_What you need to do_:
Show all lines holding "Quick".
---------------
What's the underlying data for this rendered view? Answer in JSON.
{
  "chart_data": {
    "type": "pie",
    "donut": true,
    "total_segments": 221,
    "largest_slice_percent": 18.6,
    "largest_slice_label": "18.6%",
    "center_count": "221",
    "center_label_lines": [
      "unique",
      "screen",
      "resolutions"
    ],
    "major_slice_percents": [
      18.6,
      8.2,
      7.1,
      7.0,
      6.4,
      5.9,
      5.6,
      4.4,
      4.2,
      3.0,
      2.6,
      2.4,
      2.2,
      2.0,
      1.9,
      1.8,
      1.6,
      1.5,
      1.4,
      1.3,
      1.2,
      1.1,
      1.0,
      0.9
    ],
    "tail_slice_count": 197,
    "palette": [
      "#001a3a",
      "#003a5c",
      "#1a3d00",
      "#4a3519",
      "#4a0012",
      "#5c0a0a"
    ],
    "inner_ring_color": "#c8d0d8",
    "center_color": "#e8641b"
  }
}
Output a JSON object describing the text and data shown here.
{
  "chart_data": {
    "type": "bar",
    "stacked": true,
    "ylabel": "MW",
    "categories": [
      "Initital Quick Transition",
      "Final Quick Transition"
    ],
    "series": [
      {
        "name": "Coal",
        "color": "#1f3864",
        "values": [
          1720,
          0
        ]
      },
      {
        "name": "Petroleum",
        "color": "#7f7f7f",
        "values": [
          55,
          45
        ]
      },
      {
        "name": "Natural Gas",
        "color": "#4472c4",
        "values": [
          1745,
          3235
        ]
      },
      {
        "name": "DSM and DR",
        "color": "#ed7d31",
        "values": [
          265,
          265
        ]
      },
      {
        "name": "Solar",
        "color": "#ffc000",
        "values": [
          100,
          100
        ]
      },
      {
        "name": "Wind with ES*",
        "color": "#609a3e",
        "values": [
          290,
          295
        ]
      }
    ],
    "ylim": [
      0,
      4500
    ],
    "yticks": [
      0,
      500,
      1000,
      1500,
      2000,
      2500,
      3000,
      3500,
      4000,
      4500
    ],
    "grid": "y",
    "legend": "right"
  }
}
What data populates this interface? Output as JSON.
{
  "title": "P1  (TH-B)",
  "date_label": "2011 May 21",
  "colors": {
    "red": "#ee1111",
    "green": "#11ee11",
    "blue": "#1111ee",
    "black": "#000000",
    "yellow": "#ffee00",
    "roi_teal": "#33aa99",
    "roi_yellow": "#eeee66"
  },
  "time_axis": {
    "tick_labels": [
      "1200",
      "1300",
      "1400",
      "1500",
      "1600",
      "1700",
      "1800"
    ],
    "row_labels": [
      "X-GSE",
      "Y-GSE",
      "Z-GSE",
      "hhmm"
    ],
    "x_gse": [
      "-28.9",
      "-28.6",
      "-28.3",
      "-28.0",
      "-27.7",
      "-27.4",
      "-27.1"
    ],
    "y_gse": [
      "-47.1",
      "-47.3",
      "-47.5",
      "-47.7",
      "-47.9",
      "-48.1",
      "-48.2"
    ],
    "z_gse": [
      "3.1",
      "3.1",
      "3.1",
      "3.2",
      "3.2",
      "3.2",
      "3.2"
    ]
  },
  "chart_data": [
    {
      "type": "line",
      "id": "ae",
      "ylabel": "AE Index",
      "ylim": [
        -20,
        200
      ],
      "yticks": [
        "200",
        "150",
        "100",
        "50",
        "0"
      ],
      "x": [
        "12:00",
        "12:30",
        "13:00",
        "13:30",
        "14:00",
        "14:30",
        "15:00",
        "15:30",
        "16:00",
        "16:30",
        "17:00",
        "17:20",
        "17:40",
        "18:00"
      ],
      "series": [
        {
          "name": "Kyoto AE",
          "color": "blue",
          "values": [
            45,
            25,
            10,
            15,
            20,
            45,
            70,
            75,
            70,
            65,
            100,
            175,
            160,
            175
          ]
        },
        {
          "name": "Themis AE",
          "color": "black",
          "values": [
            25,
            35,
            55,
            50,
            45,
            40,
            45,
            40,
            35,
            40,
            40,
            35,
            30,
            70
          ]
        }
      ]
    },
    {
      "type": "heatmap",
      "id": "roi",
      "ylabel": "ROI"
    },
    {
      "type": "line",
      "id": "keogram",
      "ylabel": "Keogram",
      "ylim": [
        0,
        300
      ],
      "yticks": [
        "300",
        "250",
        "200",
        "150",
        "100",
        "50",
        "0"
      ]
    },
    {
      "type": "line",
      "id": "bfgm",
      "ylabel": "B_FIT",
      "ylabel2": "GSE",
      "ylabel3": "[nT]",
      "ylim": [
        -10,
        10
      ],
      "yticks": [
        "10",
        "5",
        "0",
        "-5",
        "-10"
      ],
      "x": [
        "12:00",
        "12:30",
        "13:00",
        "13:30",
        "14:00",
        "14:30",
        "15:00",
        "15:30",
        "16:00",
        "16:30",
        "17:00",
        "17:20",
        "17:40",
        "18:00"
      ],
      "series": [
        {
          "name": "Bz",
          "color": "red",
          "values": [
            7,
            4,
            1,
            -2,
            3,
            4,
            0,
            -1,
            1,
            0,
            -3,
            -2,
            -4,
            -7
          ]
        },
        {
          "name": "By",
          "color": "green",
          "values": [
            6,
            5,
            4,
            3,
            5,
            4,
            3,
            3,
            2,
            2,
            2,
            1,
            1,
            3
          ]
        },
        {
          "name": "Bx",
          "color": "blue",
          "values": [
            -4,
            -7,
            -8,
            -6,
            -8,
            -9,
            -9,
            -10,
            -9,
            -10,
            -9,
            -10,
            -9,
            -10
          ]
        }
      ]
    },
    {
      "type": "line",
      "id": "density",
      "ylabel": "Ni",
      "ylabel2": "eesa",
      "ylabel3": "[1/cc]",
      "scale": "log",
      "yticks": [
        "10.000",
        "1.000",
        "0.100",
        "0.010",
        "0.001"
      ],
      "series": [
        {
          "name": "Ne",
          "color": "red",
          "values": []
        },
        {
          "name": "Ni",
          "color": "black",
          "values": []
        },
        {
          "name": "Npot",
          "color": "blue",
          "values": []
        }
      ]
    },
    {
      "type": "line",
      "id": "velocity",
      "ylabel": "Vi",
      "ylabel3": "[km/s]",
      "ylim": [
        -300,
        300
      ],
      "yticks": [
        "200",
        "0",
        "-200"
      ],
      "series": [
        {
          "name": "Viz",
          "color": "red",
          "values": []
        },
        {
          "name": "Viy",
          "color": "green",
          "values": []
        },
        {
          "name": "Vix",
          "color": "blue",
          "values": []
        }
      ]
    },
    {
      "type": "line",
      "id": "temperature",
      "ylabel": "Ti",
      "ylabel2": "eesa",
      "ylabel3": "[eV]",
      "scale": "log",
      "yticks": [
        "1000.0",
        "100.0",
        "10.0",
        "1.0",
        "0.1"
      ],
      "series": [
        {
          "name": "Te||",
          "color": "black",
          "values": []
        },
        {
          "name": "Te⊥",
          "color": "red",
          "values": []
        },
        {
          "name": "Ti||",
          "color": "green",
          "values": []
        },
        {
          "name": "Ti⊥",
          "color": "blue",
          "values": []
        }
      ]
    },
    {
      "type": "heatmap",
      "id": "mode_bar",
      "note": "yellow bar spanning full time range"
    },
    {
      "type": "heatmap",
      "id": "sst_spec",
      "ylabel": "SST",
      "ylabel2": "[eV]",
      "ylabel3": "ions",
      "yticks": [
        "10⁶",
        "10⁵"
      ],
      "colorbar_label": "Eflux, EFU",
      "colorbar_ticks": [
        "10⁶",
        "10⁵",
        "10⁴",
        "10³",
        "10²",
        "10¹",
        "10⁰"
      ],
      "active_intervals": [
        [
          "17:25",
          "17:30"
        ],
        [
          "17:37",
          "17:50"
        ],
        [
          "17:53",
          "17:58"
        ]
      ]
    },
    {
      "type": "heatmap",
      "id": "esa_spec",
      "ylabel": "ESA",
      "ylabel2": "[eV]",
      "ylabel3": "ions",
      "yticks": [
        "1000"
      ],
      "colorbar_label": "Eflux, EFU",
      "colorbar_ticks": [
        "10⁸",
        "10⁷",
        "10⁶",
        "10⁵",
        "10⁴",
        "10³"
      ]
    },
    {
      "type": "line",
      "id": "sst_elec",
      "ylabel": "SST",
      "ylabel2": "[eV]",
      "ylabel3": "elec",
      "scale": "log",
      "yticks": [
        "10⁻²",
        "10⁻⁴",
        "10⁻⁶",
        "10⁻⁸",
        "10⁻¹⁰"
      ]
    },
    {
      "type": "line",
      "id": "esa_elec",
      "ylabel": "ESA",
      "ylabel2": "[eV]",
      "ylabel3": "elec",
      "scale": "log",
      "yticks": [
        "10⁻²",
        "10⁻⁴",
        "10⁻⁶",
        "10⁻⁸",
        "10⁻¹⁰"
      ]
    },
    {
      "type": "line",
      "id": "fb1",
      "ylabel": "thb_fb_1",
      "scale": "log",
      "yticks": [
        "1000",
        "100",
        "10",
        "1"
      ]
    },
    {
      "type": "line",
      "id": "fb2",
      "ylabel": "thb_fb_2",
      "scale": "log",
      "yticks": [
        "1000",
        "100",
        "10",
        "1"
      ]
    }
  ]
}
---------------
_Solution to the exercise_:
      "Initital Quick Transition",
      "Final Quick Transition"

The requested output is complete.